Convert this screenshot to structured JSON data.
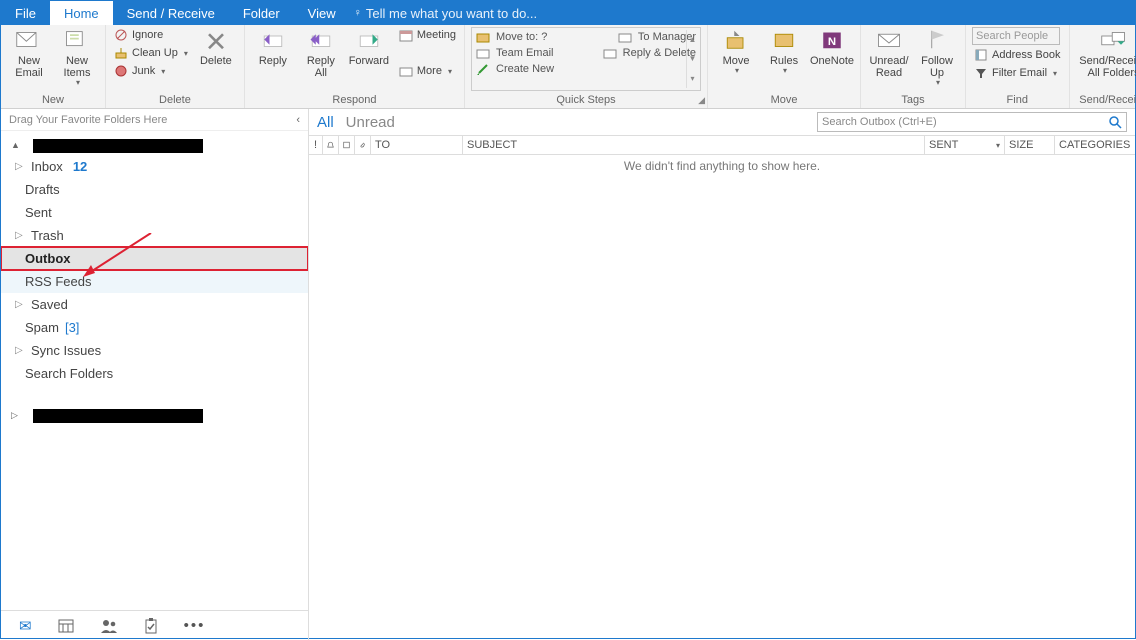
{
  "tabs": {
    "file": "File",
    "home": "Home",
    "sendrecv": "Send / Receive",
    "folder": "Folder",
    "view": "View",
    "tellme": "Tell me what you want to do..."
  },
  "ribbon": {
    "new": {
      "email": "New\nEmail",
      "items": "New\nItems",
      "label": "New"
    },
    "delete": {
      "ignore": "Ignore",
      "cleanup": "Clean Up",
      "junk": "Junk",
      "delete": "Delete",
      "label": "Delete"
    },
    "respond": {
      "reply": "Reply",
      "replyall": "Reply\nAll",
      "forward": "Forward",
      "meeting": "Meeting",
      "more": "More",
      "label": "Respond"
    },
    "quicksteps": {
      "moveto": "Move to: ?",
      "team": "Team Email",
      "create": "Create New",
      "tomgr": "To Manager",
      "replydel": "Reply & Delete",
      "label": "Quick Steps"
    },
    "move": {
      "move": "Move",
      "rules": "Rules",
      "onenote": "OneNote",
      "label": "Move"
    },
    "tags": {
      "unread": "Unread/\nRead",
      "follow": "Follow\nUp",
      "label": "Tags"
    },
    "find": {
      "searchph": "Search People",
      "addr": "Address Book",
      "filter": "Filter Email",
      "label": "Find"
    },
    "sendrecv": {
      "btn": "Send/Receive\nAll Folders",
      "label": "Send/Receive"
    }
  },
  "sidebar": {
    "favhint": "Drag Your Favorite Folders Here",
    "folders": {
      "inbox": "Inbox",
      "inboxcount": "12",
      "drafts": "Drafts",
      "sent": "Sent",
      "trash": "Trash",
      "outbox": "Outbox",
      "rss": "RSS Feeds",
      "saved": "Saved",
      "spam": "Spam",
      "spamcount": "[3]",
      "sync": "Sync Issues",
      "search": "Search Folders"
    }
  },
  "main": {
    "all": "All",
    "unread": "Unread",
    "searchph": "Search Outbox (Ctrl+E)",
    "cols": {
      "to": "TO",
      "subject": "SUBJECT",
      "sent": "SENT",
      "size": "SIZE",
      "cat": "CATEGORIES"
    },
    "empty": "We didn't find anything to show here."
  }
}
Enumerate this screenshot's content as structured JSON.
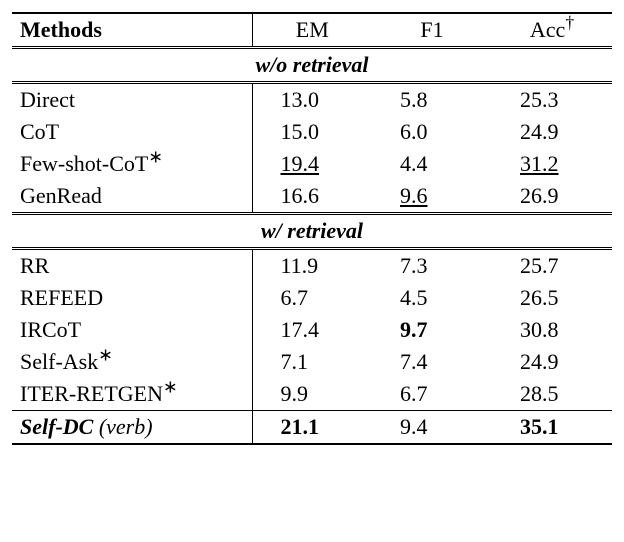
{
  "headers": {
    "methods": "Methods",
    "em": "EM",
    "f1": "F1",
    "acc": "Acc",
    "dagger": "†"
  },
  "sections": {
    "wo": "w/o retrieval",
    "w": "w/ retrieval"
  },
  "rows_wo": [
    {
      "method": "Direct",
      "star": "",
      "em": "13.0",
      "f1": "5.8",
      "acc": "25.3",
      "em_ul": false,
      "f1_ul": false,
      "acc_ul": false,
      "em_b": false,
      "f1_b": false,
      "acc_b": false
    },
    {
      "method": "CoT",
      "star": "",
      "em": "15.0",
      "f1": "6.0",
      "acc": "24.9",
      "em_ul": false,
      "f1_ul": false,
      "acc_ul": false,
      "em_b": false,
      "f1_b": false,
      "acc_b": false
    },
    {
      "method": "Few-shot-CoT",
      "star": "∗",
      "em": "19.4",
      "f1": "4.4",
      "acc": "31.2",
      "em_ul": true,
      "f1_ul": false,
      "acc_ul": true,
      "em_b": false,
      "f1_b": false,
      "acc_b": false
    },
    {
      "method": "GenRead",
      "star": "",
      "em": "16.6",
      "f1": "9.6",
      "acc": "26.9",
      "em_ul": false,
      "f1_ul": true,
      "acc_ul": false,
      "em_b": false,
      "f1_b": false,
      "acc_b": false
    }
  ],
  "rows_w": [
    {
      "method": "RR",
      "star": "",
      "em": "11.9",
      "f1": "7.3",
      "acc": "25.7",
      "em_ul": false,
      "f1_ul": false,
      "acc_ul": false,
      "em_b": false,
      "f1_b": false,
      "acc_b": false
    },
    {
      "method": "REFEED",
      "star": "",
      "em": "6.7",
      "f1": "4.5",
      "acc": "26.5",
      "em_ul": false,
      "f1_ul": false,
      "acc_ul": false,
      "em_b": false,
      "f1_b": false,
      "acc_b": false
    },
    {
      "method": "IRCoT",
      "star": "",
      "em": "17.4",
      "f1": "9.7",
      "acc": "30.8",
      "em_ul": false,
      "f1_ul": false,
      "acc_ul": false,
      "em_b": false,
      "f1_b": true,
      "acc_b": false
    },
    {
      "method": "Self-Ask",
      "star": "∗",
      "em": "7.1",
      "f1": "7.4",
      "acc": "24.9",
      "em_ul": false,
      "f1_ul": false,
      "acc_ul": false,
      "em_b": false,
      "f1_b": false,
      "acc_b": false
    },
    {
      "method": "ITER-RETGEN",
      "star": "∗",
      "em": "9.9",
      "f1": "6.7",
      "acc": "28.5",
      "em_ul": false,
      "f1_ul": false,
      "acc_ul": false,
      "em_b": false,
      "f1_b": false,
      "acc_b": false
    }
  ],
  "final": {
    "method_main": "Self-DC",
    "method_note": "(verb)",
    "em": "21.1",
    "f1": "9.4",
    "acc": "35.1"
  }
}
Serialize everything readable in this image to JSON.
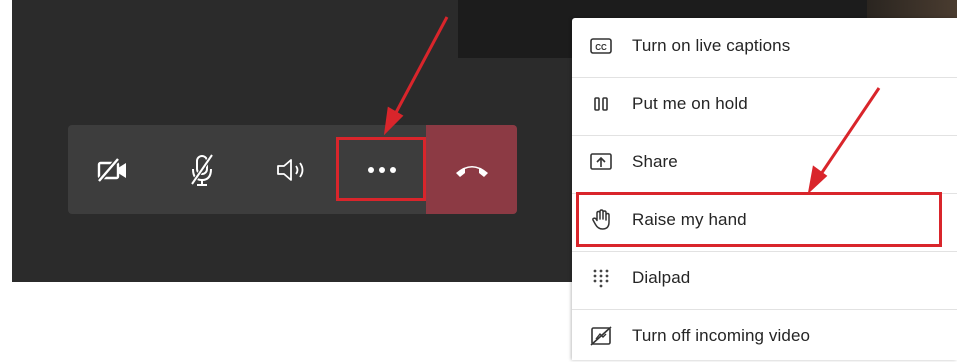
{
  "call_controls": {
    "camera": {
      "icon": "camera-off-icon",
      "interactable": true
    },
    "mic": {
      "icon": "mic-off-icon",
      "interactable": true
    },
    "speaker": {
      "icon": "speaker-icon",
      "interactable": true
    },
    "more": {
      "icon": "more-options-icon",
      "label": "..."
    },
    "hangup": {
      "icon": "hang-up-icon",
      "color": "#8c3a44"
    }
  },
  "menu": {
    "items": [
      {
        "icon": "closed-captions-icon",
        "label": "Turn on live captions"
      },
      {
        "icon": "pause-icon",
        "label": "Put me on hold"
      },
      {
        "icon": "share-screen-icon",
        "label": "Share"
      },
      {
        "icon": "raise-hand-icon",
        "label": "Raise my hand"
      },
      {
        "icon": "dialpad-icon",
        "label": "Dialpad"
      },
      {
        "icon": "video-off-icon",
        "label": "Turn off incoming video"
      }
    ]
  },
  "colors": {
    "annotation_red": "#d9252b",
    "meeting_background": "#2b2b2b",
    "control_bar": "#3d3d3d"
  }
}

§ **Set problem**
Keep the pictures out of the copy and return the rest of the data above exactly.

§ **Written answer**
Convert this screenshot to structured JSON data.
{
  "tabs": {
    "file": "File",
    "home": "Home",
    "sendrecv": "Send / Receive",
    "folder": "Folder",
    "view": "View",
    "tellme": "Tell me what you want to do..."
  },
  "ribbon": {
    "new": {
      "email": "New\nEmail",
      "items": "New\nItems",
      "label": "New"
    },
    "delete": {
      "ignore": "Ignore",
      "cleanup": "Clean Up",
      "junk": "Junk",
      "delete": "Delete",
      "label": "Delete"
    },
    "respond": {
      "reply": "Reply",
      "replyall": "Reply\nAll",
      "forward": "Forward",
      "meeting": "Meeting",
      "more": "More",
      "label": "Respond"
    },
    "quicksteps": {
      "moveto": "Move to: ?",
      "team": "Team Email",
      "create": "Create New",
      "tomgr": "To Manager",
      "replydel": "Reply & Delete",
      "label": "Quick Steps"
    },
    "move": {
      "move": "Move",
      "rules": "Rules",
      "onenote": "OneNote",
      "label": "Move"
    },
    "tags": {
      "unread": "Unread/\nRead",
      "follow": "Follow\nUp",
      "label": "Tags"
    },
    "find": {
      "searchph": "Search People",
      "addr": "Address Book",
      "filter": "Filter Email",
      "label": "Find"
    },
    "sendrecv": {
      "btn": "Send/Receive\nAll Folders",
      "label": "Send/Receive"
    }
  },
  "sidebar": {
    "favhint": "Drag Your Favorite Folders Here",
    "folders": {
      "inbox": "Inbox",
      "inboxcount": "12",
      "drafts": "Drafts",
      "sent": "Sent",
      "trash": "Trash",
      "outbox": "Outbox",
      "rss": "RSS Feeds",
      "saved": "Saved",
      "spam": "Spam",
      "spamcount": "[3]",
      "sync": "Sync Issues",
      "search": "Search Folders"
    }
  },
  "main": {
    "all": "All",
    "unread": "Unread",
    "searchph": "Search Outbox (Ctrl+E)",
    "cols": {
      "to": "TO",
      "subject": "SUBJECT",
      "sent": "SENT",
      "size": "SIZE",
      "cat": "CATEGORIES"
    },
    "empty": "We didn't find anything to show here."
  }
}
Enumerate this screenshot's content as structured JSON.
{
  "headers": {
    "methods": "Methods",
    "em": "EM",
    "f1": "F1",
    "acc": "Acc",
    "dagger": "†"
  },
  "sections": {
    "wo": "w/o retrieval",
    "w": "w/ retrieval"
  },
  "rows_wo": [
    {
      "method": "Direct",
      "star": "",
      "em": "13.0",
      "f1": "5.8",
      "acc": "25.3",
      "em_ul": false,
      "f1_ul": false,
      "acc_ul": false,
      "em_b": false,
      "f1_b": false,
      "acc_b": false
    },
    {
      "method": "CoT",
      "star": "",
      "em": "15.0",
      "f1": "6.0",
      "acc": "24.9",
      "em_ul": false,
      "f1_ul": false,
      "acc_ul": false,
      "em_b": false,
      "f1_b": false,
      "acc_b": false
    },
    {
      "method": "Few-shot-CoT",
      "star": "∗",
      "em": "19.4",
      "f1": "4.4",
      "acc": "31.2",
      "em_ul": true,
      "f1_ul": false,
      "acc_ul": true,
      "em_b": false,
      "f1_b": false,
      "acc_b": false
    },
    {
      "method": "GenRead",
      "star": "",
      "em": "16.6",
      "f1": "9.6",
      "acc": "26.9",
      "em_ul": false,
      "f1_ul": true,
      "acc_ul": false,
      "em_b": false,
      "f1_b": false,
      "acc_b": false
    }
  ],
  "rows_w": [
    {
      "method": "RR",
      "star": "",
      "em": "11.9",
      "f1": "7.3",
      "acc": "25.7",
      "em_ul": false,
      "f1_ul": false,
      "acc_ul": false,
      "em_b": false,
      "f1_b": false,
      "acc_b": false
    },
    {
      "method": "REFEED",
      "star": "",
      "em": "6.7",
      "f1": "4.5",
      "acc": "26.5",
      "em_ul": false,
      "f1_ul": false,
      "acc_ul": false,
      "em_b": false,
      "f1_b": false,
      "acc_b": false
    },
    {
      "method": "IRCoT",
      "star": "",
      "em": "17.4",
      "f1": "9.7",
      "acc": "30.8",
      "em_ul": false,
      "f1_ul": false,
      "acc_ul": false,
      "em_b": false,
      "f1_b": true,
      "acc_b": false
    },
    {
      "method": "Self-Ask",
      "star": "∗",
      "em": "7.1",
      "f1": "7.4",
      "acc": "24.9",
      "em_ul": false,
      "f1_ul": false,
      "acc_ul": false,
      "em_b": false,
      "f1_b": false,
      "acc_b": false
    },
    {
      "method": "ITER-RETGEN",
      "star": "∗",
      "em": "9.9",
      "f1": "6.7",
      "acc": "28.5",
      "em_ul": false,
      "f1_ul": false,
      "acc_ul": false,
      "em_b": false,
      "f1_b": false,
      "acc_b": false
    }
  ],
  "final": {
    "method_main": "Self-DC",
    "method_note": "(verb)",
    "em": "21.1",
    "f1": "9.4",
    "acc": "35.1"
  }
}
Serialize everything readable in this image to JSON.
{
  "call_controls": {
    "camera": {
      "icon": "camera-off-icon",
      "interactable": true
    },
    "mic": {
      "icon": "mic-off-icon",
      "interactable": true
    },
    "speaker": {
      "icon": "speaker-icon",
      "interactable": true
    },
    "more": {
      "icon": "more-options-icon",
      "label": "..."
    },
    "hangup": {
      "icon": "hang-up-icon",
      "color": "#8c3a44"
    }
  },
  "menu": {
    "items": [
      {
        "icon": "closed-captions-icon",
        "label": "Turn on live captions"
      },
      {
        "icon": "pause-icon",
        "label": "Put me on hold"
      },
      {
        "icon": "share-screen-icon",
        "label": "Share"
      },
      {
        "icon": "raise-hand-icon",
        "label": "Raise my hand"
      },
      {
        "icon": "dialpad-icon",
        "label": "Dialpad"
      },
      {
        "icon": "video-off-icon",
        "label": "Turn off incoming video"
      }
    ]
  },
  "colors": {
    "annotation_red": "#d9252b",
    "meeting_background": "#2b2b2b",
    "control_bar": "#3d3d3d"
  }
}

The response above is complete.